WHAT TO PRODUCE: Provide the count of lines that hold "JSON" and no other output.

Data entries for graphics:

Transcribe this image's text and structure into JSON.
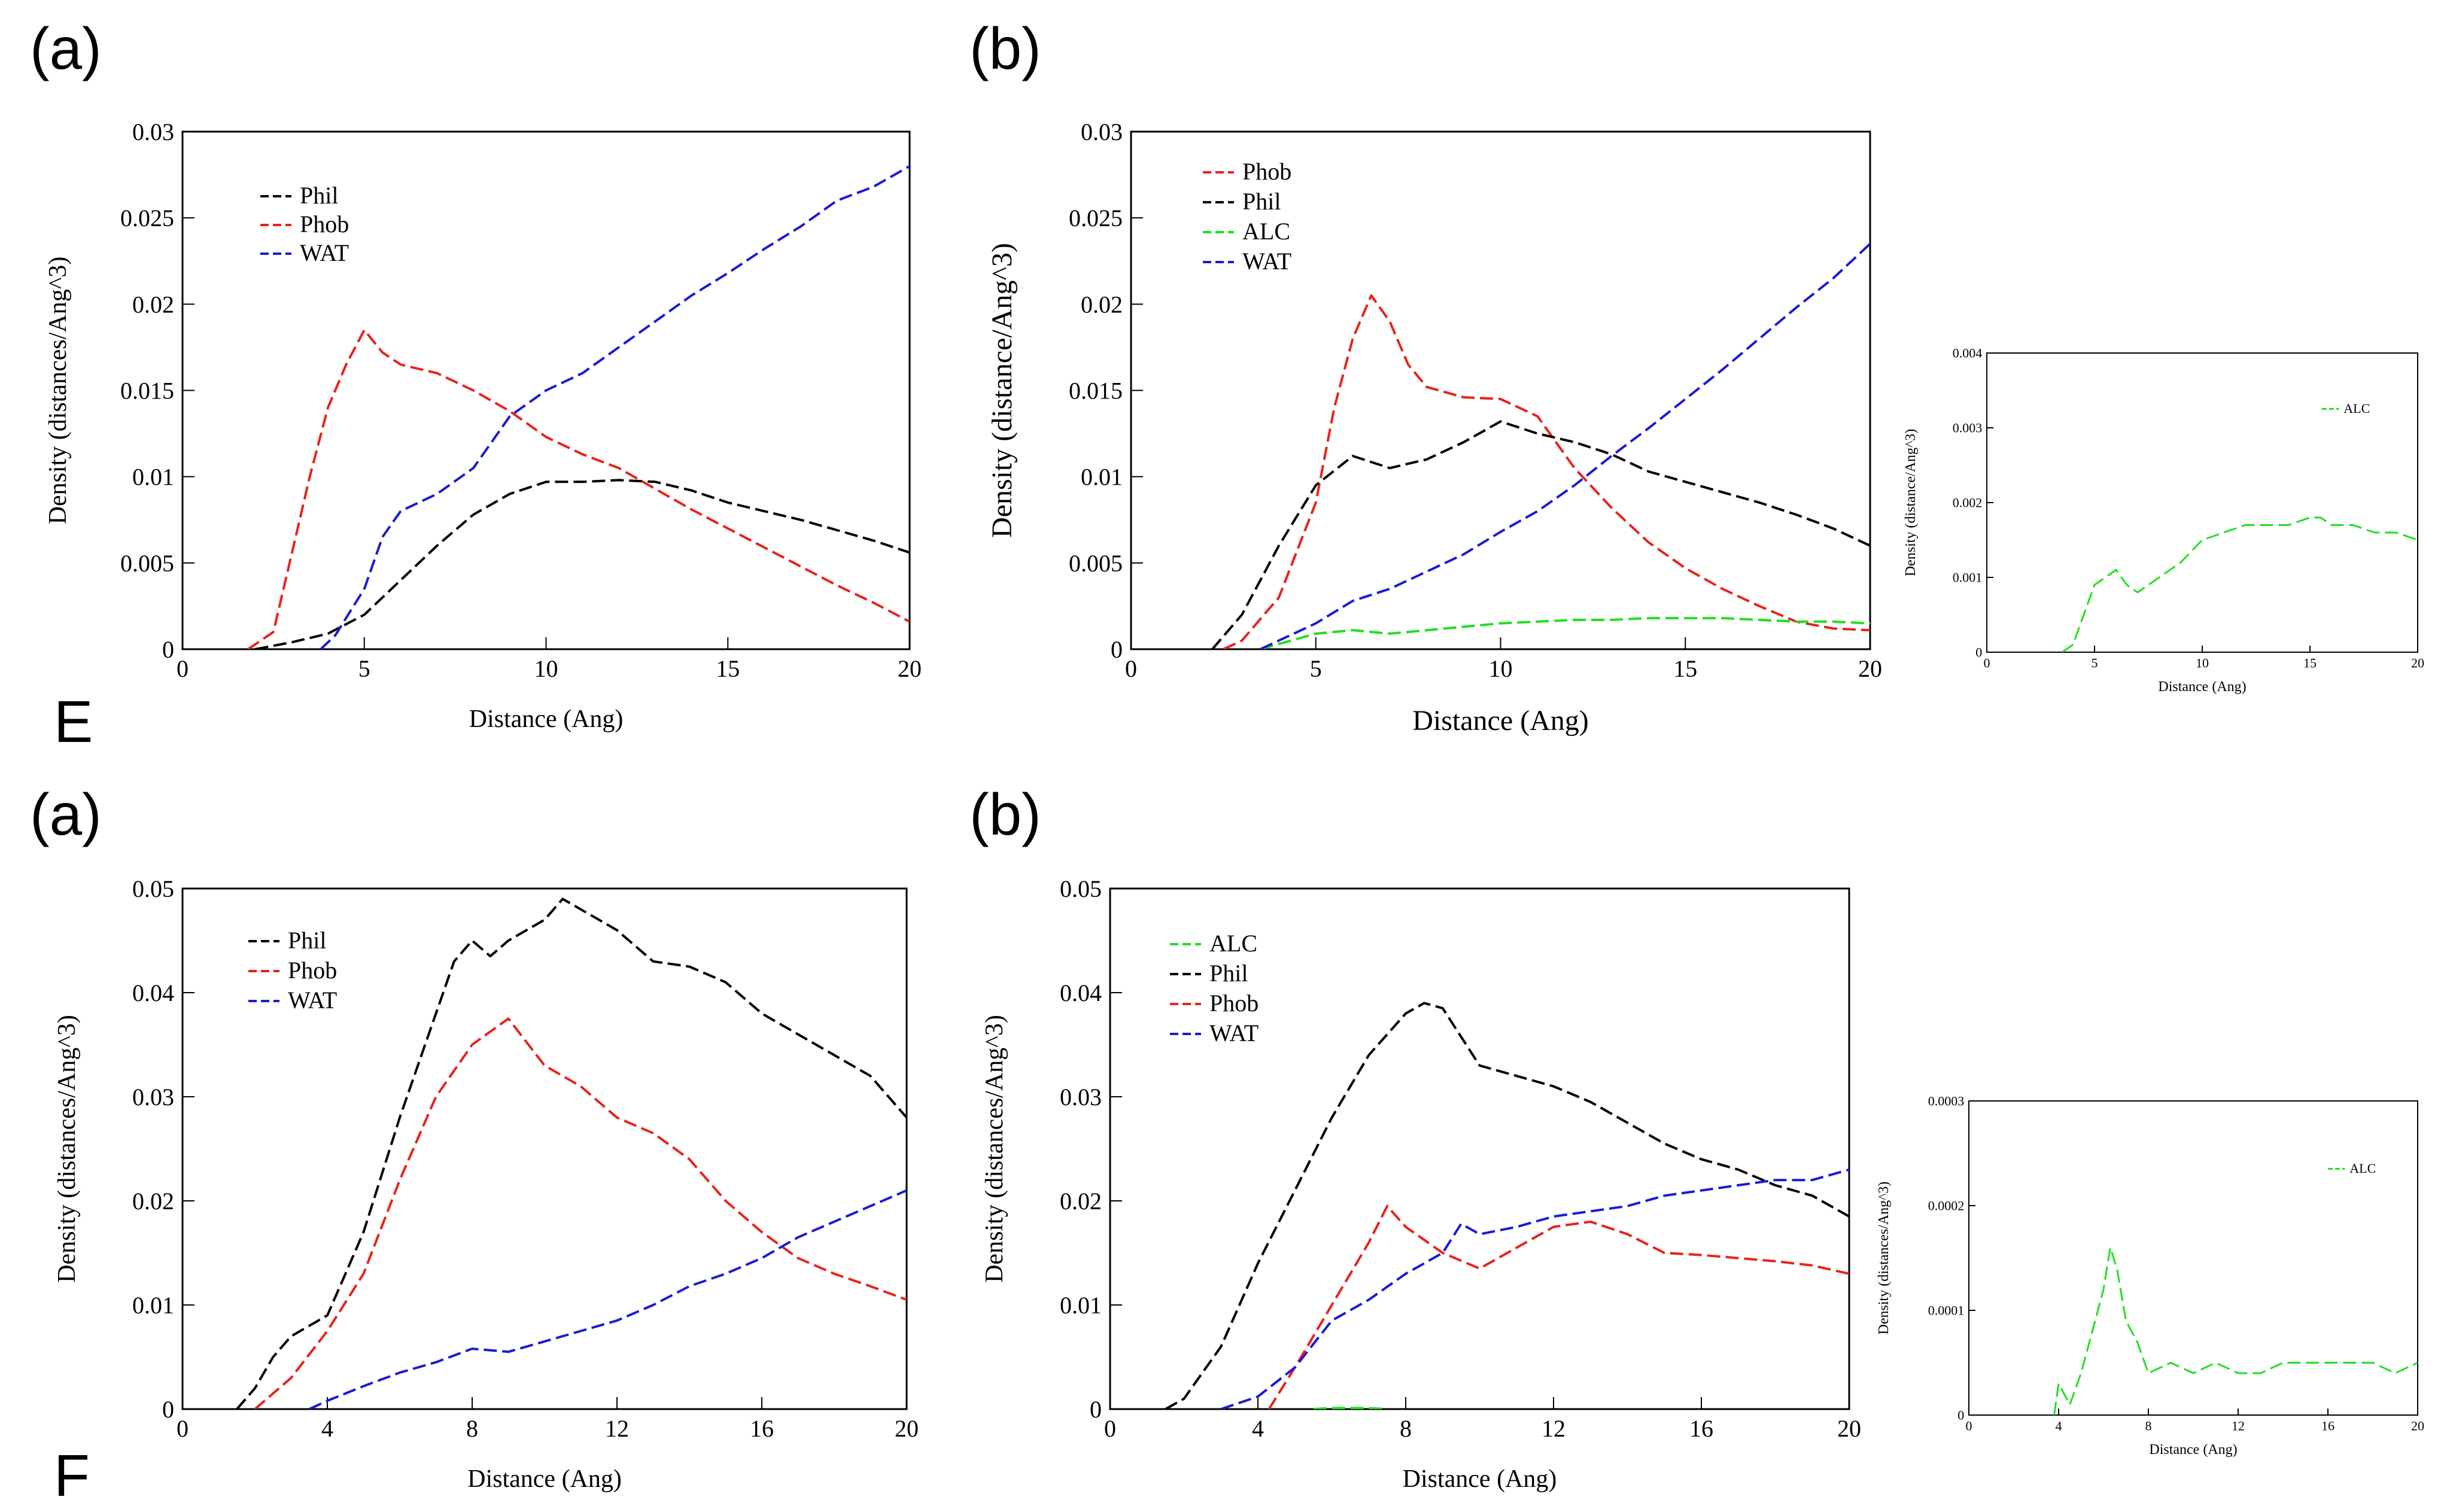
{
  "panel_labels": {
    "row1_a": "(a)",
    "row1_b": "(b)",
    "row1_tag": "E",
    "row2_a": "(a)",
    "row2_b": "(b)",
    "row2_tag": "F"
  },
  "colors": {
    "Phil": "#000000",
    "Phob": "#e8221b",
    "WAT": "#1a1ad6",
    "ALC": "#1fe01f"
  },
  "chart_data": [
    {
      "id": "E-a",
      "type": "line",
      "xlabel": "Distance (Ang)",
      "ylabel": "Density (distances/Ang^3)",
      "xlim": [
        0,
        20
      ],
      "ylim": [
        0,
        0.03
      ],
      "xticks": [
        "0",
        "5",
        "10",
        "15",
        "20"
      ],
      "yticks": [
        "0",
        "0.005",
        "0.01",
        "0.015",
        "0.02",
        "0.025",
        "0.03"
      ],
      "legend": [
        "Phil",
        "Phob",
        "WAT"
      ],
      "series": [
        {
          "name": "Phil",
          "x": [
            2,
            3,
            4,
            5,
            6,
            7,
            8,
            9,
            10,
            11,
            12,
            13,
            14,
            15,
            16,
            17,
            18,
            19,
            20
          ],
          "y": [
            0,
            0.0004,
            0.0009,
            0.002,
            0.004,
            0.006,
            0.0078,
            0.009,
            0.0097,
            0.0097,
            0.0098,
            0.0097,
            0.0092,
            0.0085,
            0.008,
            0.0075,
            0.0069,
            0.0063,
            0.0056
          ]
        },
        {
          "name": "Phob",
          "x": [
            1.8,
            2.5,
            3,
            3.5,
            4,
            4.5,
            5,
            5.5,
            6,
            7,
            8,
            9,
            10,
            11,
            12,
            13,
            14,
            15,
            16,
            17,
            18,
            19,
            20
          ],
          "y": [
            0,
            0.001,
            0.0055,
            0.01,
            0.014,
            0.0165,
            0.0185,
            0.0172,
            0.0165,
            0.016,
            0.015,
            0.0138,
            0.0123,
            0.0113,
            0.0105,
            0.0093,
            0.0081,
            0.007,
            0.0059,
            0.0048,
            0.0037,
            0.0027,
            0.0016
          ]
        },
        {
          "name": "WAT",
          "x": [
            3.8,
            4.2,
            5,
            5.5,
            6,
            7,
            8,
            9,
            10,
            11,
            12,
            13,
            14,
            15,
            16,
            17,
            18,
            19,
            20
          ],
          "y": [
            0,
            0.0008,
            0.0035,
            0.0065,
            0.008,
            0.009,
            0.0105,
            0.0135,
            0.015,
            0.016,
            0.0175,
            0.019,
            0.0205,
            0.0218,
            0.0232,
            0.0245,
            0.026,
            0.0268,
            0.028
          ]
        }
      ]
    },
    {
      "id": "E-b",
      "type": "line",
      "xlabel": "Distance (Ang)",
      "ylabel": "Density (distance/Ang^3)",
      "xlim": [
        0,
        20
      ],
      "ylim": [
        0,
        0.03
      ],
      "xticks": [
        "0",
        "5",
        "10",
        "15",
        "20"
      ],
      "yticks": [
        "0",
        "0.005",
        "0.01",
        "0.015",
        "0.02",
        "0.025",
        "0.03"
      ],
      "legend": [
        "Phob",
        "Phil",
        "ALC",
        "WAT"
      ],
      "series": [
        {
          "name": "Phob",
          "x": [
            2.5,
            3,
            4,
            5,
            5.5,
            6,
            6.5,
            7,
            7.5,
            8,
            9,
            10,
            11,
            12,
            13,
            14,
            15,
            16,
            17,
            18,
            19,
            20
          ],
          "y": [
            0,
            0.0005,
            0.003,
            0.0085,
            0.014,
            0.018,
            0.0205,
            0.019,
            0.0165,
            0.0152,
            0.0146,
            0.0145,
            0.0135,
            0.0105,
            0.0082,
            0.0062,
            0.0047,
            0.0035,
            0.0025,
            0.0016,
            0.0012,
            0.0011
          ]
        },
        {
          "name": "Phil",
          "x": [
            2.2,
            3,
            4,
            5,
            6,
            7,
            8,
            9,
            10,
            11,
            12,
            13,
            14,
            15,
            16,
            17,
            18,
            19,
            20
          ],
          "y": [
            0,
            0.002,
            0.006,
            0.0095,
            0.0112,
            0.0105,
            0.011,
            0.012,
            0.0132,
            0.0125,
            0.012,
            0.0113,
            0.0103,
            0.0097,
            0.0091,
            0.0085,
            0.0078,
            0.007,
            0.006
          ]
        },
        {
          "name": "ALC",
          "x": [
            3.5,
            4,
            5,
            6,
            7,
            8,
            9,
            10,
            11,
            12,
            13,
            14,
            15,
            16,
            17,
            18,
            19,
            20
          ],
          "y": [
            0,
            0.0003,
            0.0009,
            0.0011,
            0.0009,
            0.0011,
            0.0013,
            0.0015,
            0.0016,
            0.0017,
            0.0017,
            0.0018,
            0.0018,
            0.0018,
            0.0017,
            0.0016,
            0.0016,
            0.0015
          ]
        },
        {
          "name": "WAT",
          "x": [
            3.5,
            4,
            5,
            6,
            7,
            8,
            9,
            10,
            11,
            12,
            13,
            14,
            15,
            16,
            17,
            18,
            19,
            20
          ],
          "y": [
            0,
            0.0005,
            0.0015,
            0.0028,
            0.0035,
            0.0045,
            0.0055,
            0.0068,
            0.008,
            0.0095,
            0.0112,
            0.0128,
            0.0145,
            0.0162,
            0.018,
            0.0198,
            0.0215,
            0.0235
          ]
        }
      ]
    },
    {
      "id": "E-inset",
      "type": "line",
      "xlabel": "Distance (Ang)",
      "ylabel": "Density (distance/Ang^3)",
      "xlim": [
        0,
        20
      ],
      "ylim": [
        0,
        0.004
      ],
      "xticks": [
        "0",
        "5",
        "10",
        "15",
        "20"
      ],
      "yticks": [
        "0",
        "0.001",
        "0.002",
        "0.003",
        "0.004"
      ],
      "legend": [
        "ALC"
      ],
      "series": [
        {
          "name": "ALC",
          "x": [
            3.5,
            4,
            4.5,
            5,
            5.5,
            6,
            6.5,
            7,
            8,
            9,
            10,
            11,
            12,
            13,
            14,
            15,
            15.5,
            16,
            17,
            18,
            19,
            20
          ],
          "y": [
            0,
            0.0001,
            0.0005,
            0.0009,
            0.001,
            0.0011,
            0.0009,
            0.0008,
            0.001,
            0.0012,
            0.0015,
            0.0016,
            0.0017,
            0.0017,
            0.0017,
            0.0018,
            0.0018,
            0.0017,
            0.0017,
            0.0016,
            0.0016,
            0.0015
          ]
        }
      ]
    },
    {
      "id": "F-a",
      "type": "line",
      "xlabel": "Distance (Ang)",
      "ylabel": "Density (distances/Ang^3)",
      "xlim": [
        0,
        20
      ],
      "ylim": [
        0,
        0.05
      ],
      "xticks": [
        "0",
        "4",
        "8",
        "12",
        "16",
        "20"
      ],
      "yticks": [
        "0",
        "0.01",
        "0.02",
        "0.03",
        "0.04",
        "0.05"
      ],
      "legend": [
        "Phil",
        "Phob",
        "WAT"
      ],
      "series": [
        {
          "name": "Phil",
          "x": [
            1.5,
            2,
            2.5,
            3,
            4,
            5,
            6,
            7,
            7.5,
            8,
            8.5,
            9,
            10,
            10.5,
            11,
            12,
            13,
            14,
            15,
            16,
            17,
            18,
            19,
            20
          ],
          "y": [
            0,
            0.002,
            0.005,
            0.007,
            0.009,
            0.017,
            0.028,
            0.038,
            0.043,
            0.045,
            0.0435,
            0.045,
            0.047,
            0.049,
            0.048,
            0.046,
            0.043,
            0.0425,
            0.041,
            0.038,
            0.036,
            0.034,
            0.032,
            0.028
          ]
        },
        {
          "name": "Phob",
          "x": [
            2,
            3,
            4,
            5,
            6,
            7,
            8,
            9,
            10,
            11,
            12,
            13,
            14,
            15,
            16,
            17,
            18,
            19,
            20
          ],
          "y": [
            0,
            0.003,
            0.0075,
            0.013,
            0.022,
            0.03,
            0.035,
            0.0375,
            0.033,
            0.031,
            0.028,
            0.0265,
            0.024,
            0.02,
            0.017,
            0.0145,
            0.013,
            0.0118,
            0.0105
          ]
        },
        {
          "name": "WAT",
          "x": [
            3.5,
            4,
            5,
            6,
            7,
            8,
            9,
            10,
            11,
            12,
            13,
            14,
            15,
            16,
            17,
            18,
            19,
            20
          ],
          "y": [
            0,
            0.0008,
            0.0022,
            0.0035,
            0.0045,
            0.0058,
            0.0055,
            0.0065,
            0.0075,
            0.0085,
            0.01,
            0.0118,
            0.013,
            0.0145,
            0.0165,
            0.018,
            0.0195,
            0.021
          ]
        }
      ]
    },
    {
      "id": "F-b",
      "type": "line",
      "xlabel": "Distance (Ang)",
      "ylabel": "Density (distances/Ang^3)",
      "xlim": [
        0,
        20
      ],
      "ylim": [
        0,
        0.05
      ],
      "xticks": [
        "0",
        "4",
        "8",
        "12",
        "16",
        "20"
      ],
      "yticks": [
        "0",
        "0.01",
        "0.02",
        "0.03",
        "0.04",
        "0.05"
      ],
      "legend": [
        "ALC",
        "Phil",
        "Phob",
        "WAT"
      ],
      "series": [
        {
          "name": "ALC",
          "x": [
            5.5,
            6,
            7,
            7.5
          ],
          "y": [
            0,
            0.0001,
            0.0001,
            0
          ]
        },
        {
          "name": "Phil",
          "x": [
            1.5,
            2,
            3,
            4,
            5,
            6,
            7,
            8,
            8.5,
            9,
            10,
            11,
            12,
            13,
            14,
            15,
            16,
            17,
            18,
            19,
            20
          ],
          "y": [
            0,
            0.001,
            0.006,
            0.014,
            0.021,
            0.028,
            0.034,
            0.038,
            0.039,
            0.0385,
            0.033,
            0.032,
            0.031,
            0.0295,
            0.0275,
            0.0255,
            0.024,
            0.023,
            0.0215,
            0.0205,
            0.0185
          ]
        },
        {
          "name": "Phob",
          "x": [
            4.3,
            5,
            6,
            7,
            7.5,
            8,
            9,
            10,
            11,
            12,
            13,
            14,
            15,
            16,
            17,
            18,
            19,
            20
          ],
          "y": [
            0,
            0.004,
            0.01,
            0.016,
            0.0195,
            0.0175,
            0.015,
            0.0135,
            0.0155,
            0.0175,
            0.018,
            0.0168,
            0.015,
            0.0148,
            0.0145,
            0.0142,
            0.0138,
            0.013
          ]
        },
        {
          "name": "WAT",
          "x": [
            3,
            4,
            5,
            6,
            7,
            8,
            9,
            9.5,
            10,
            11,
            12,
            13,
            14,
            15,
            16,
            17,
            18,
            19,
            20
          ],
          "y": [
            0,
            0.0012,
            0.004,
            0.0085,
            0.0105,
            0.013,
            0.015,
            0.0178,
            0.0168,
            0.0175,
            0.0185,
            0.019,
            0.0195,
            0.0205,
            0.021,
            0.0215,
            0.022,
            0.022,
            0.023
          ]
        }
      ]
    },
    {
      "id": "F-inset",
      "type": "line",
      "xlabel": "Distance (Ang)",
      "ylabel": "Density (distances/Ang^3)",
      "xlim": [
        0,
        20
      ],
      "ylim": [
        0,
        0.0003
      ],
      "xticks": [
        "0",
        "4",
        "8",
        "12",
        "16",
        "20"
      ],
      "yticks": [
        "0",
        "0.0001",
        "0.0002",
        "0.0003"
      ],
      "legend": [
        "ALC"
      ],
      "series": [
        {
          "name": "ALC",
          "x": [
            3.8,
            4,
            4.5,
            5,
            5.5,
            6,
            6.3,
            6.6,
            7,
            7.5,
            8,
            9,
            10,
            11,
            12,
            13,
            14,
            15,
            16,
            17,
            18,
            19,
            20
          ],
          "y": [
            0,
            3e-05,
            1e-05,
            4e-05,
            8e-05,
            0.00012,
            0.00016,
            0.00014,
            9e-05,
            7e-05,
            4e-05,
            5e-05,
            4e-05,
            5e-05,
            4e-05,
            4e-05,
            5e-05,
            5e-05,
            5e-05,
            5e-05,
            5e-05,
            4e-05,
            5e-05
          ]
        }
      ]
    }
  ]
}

==

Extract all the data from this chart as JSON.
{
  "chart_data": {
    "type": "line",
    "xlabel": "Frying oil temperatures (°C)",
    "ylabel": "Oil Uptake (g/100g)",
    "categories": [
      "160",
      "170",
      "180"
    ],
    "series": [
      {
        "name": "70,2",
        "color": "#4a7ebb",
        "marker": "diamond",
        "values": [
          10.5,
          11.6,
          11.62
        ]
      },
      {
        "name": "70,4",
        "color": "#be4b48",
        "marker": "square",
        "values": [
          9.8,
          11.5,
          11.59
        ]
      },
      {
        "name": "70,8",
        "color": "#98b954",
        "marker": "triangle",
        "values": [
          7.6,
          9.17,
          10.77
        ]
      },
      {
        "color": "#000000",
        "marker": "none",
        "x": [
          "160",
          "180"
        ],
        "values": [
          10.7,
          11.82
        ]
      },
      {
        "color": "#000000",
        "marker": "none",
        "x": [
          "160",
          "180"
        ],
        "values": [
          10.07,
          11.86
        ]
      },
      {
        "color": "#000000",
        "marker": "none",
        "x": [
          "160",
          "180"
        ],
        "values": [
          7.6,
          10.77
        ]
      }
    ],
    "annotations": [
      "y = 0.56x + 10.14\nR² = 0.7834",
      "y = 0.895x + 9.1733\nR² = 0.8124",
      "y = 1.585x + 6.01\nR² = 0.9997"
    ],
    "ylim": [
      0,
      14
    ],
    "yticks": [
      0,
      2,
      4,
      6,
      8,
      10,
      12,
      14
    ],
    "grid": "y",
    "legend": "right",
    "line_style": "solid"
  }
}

RESULT OF THE TASK: 2